*Records provided:*
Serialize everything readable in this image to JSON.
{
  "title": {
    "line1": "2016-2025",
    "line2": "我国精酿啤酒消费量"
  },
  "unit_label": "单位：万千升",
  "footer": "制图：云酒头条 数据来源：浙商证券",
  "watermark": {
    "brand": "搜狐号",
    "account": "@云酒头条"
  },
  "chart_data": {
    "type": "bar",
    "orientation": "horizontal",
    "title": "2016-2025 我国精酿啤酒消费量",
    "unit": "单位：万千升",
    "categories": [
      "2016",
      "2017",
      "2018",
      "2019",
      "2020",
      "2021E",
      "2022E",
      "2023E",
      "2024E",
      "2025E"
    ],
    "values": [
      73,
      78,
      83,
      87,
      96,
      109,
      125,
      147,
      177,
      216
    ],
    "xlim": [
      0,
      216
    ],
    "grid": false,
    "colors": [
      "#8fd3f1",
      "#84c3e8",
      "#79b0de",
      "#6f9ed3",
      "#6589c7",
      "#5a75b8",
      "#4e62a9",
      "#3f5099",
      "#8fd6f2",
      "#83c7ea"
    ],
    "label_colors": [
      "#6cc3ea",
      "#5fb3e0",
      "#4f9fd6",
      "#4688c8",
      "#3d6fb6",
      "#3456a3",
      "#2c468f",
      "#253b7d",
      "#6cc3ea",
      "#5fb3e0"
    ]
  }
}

*Set task:* Your task is to reproduce the whole listing exactly.

*Exercise response:*
Serialize everything readable in this image to JSON.
{
  "title": {
    "line1": "2016-2025",
    "line2": "我国精酿啤酒消费量"
  },
  "unit_label": "单位：万千升",
  "footer": "制图：云酒头条 数据来源：浙商证券",
  "watermark": {
    "brand": "搜狐号",
    "account": "@云酒头条"
  },
  "chart_data": {
    "type": "bar",
    "orientation": "horizontal",
    "title": "2016-2025 我国精酿啤酒消费量",
    "unit": "单位：万千升",
    "categories": [
      "2016",
      "2017",
      "2018",
      "2019",
      "2020",
      "2021E",
      "2022E",
      "2023E",
      "2024E",
      "2025E"
    ],
    "values": [
      73,
      78,
      83,
      87,
      96,
      109,
      125,
      147,
      177,
      216
    ],
    "xlim": [
      0,
      216
    ],
    "grid": false,
    "colors": [
      "#8fd3f1",
      "#84c3e8",
      "#79b0de",
      "#6f9ed3",
      "#6589c7",
      "#5a75b8",
      "#4e62a9",
      "#3f5099",
      "#8fd6f2",
      "#83c7ea"
    ],
    "label_colors": [
      "#6cc3ea",
      "#5fb3e0",
      "#4f9fd6",
      "#4688c8",
      "#3d6fb6",
      "#3456a3",
      "#2c468f",
      "#253b7d",
      "#6cc3ea",
      "#5fb3e0"
    ]
  }
}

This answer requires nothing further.